== WHAT IS NEEDED ==
If a line of the data below holds the word "emphasized", list it.
—————
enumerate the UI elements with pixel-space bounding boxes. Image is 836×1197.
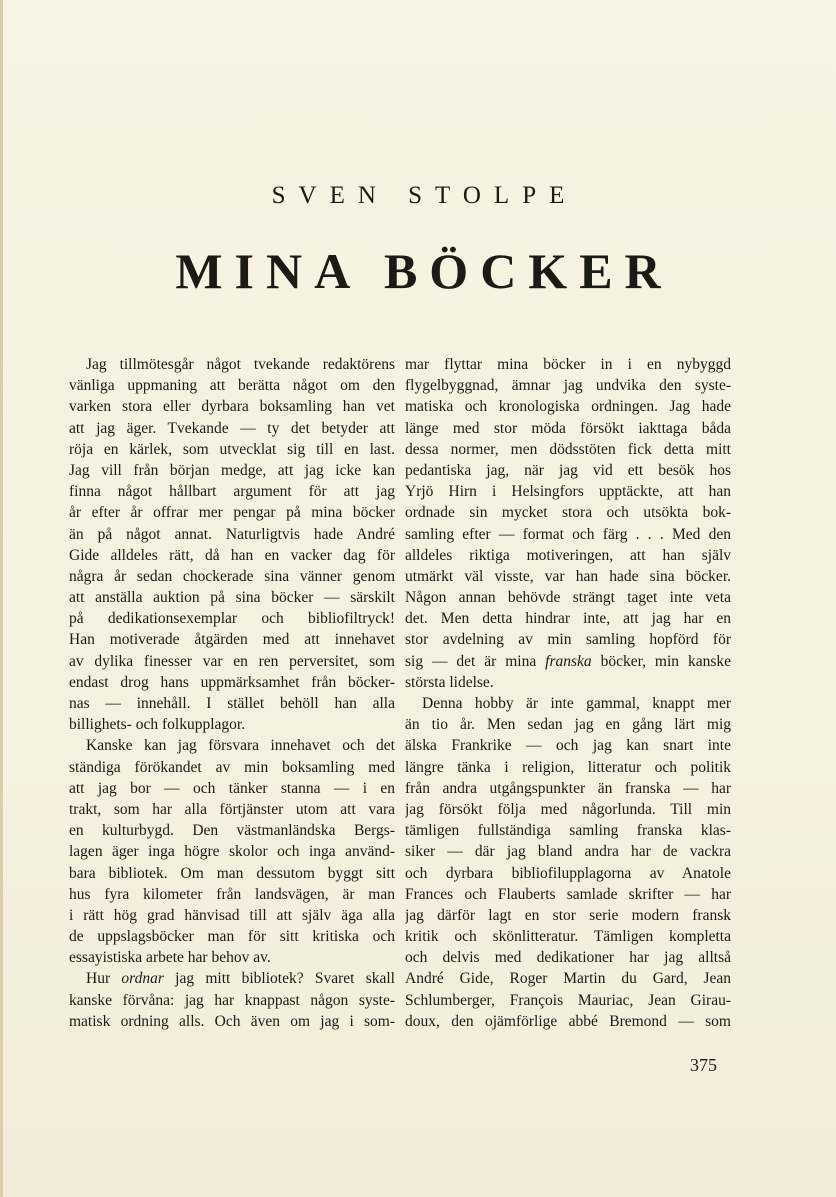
text-line: kanske förvåna: jag har knappast någon syste- xyxy=(69,991,395,1009)
text-line: lagen äger inga högre skolor och inga använd- xyxy=(69,843,395,861)
text-line: tämligen fullständiga samling franska klas- xyxy=(405,822,731,840)
text-line: jag därför lagt en stor serie modern fransk xyxy=(405,906,731,924)
text-line: samling efter — format och färg . . . Med den xyxy=(405,525,731,543)
text-line: Någon annan behövde strängt taget inte veta xyxy=(405,589,731,607)
text-line: matisk ordning alls. Och även om jag i som- xyxy=(69,1012,395,1030)
text-line: på dedikationsexemplar och bibliofiltryck! xyxy=(69,610,395,628)
text-line: länge med stor möda försökt iakttaga båda xyxy=(405,419,731,437)
text-line: endast drog hans uppmärksamhet från böcker- xyxy=(69,673,395,691)
text-line: och dyrbara bibliofilupplagorna av Anatole xyxy=(405,864,731,882)
text-line: hus fyra kilometer från landsvägen, är man xyxy=(69,885,395,903)
text-line: från andra utgångspunkter än franska — har xyxy=(405,779,731,797)
text-line: finna något hållbart argument för att jag xyxy=(69,483,395,501)
text-line: i rätt hög grad hänvisad till att själv äga alla xyxy=(69,906,395,924)
text-line: stor avdelning av min samling hopförd för xyxy=(405,631,731,649)
text-line: än tio år. Men sedan jag en gång lärt mig xyxy=(405,716,731,734)
text-line: essayistiska arbete har behov av. xyxy=(69,949,271,967)
text-line: flygelbyggnad, ämnar jag undvika den syste- xyxy=(405,377,731,395)
text-line: Jag vill från början medge, att jag icke kan xyxy=(69,461,395,479)
text-line: Schlumberger, François Mauriac, Jean Girau- xyxy=(405,991,731,1009)
text-line: jag försökt följa med någorlunda. Till min xyxy=(405,800,731,818)
page-number: 375 xyxy=(690,1055,717,1075)
text-line: utmärkt väl visste, var han hade sina böcker. xyxy=(405,567,731,585)
text-line: Kanske kan jag försvara innehavet och det xyxy=(86,737,395,755)
text-line: en kulturbygd. Den västmanländska Bergs- xyxy=(69,822,395,840)
text-line: dessa normer, men dödsstöten fick detta mitt xyxy=(405,440,731,458)
left-column xyxy=(69,354,395,1032)
text-run: sig — det är mina xyxy=(405,652,546,670)
text-line: att jag äger. Tvekande — ty det betyder att xyxy=(69,419,395,437)
text-run: jag mitt bibliotek? Svaret skall xyxy=(163,970,395,988)
text-line: Denna hobby är inte gammal, knappt mer xyxy=(422,695,731,712)
page-edge xyxy=(0,0,3,1197)
text-line: alldeles riktiga motiveringen, att han själv xyxy=(405,546,731,564)
text-line: älska Frankrike — och jag kan snart inte xyxy=(405,737,731,755)
text-line: av dylika finesser var en ren perversitet, som xyxy=(69,652,395,670)
right-column xyxy=(405,354,731,1032)
text-line: längre tänka i religion, litteratur och politik xyxy=(405,758,731,776)
text-line: största lidelse. xyxy=(405,673,494,691)
article-title: MINA BÖCKER xyxy=(175,243,673,299)
text-line: mar flyttar mina böcker in i en nybyggd xyxy=(405,356,731,373)
emphasized-word: franska xyxy=(545,652,592,670)
text-run: Hur xyxy=(86,970,122,988)
text-line: kritik och skönlitteratur. Tämligen kompletta xyxy=(405,928,731,946)
text-line: Gide alldeles rätt, då han en vacker dag för xyxy=(69,546,395,564)
text-line: Yrjö Hirn i Helsingfors upptäckte, att han xyxy=(405,483,731,501)
emphasized-word: ordnar xyxy=(121,970,164,988)
text-line: doux, den ojämförlige abbé Bremond — som xyxy=(405,1012,731,1030)
text-line: röja en kärlek, som utvecklat sig till en last. xyxy=(69,440,395,458)
text-line: nas — innehåll. I stället behöll han alla xyxy=(69,695,395,712)
text-line: några år sedan chockerade sina vänner genom xyxy=(69,567,395,585)
text-run: böcker, min kanske xyxy=(591,652,731,670)
text-line: år efter år offrar mer pengar på mina böcker xyxy=(69,504,395,522)
text-line: vänliga uppmaning att berätta något om den xyxy=(69,377,395,395)
author-name: SVEN STOLPE xyxy=(271,182,578,209)
text-line: de uppslagsböcker man för sitt kritiska och xyxy=(69,928,395,946)
text-line xyxy=(69,968,395,989)
text-line: ständiga förökandet av min boksamling med xyxy=(69,758,395,776)
text-line: ordnade sin mycket stora och utsökta bok- xyxy=(405,504,731,522)
text-line: matiska och kronologiska ordningen. Jag hade xyxy=(405,398,731,416)
text-line: billighets- och folkupplagor. xyxy=(69,716,246,734)
text-line: bara bibliotek. Om man dessutom byggt sitt xyxy=(69,864,395,882)
text-line: och delvis med dedikationer har jag alltså xyxy=(405,949,731,967)
text-line xyxy=(405,651,731,672)
text-line: Jag tillmötesgår något tvekande redaktörens xyxy=(86,356,395,373)
text-line: det. Men detta hindrar inte, att jag har en xyxy=(405,610,731,628)
text-line: att anställa auktion på sina böcker — särskilt xyxy=(69,589,395,607)
text-line: än på något annat. Naturligtvis hade André xyxy=(69,525,395,543)
text-line: siker — där jag bland andra har de vackra xyxy=(405,843,731,861)
text-line: Frances och Flauberts samlade skrifter — har xyxy=(405,885,731,903)
text-line: trakt, som har alla förtjänster utom att vara xyxy=(69,800,395,818)
text-line: att jag bor — och tänker stanna — i en xyxy=(69,779,395,797)
text-line: André Gide, Roger Martin du Gard, Jean xyxy=(405,970,731,988)
text-line: Han motiverade åtgärden med att innehavet xyxy=(69,631,395,649)
text-line: varken stora eller dyrbara boksamling han vet xyxy=(69,398,395,416)
text-line: pedantiska jag, när jag vid ett besök hos xyxy=(405,461,731,479)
—————
== RESPONSE AREA ==
emphasized-word: franska xyxy=(545,652,592,670)
emphasized-word: ordnar xyxy=(121,970,164,988)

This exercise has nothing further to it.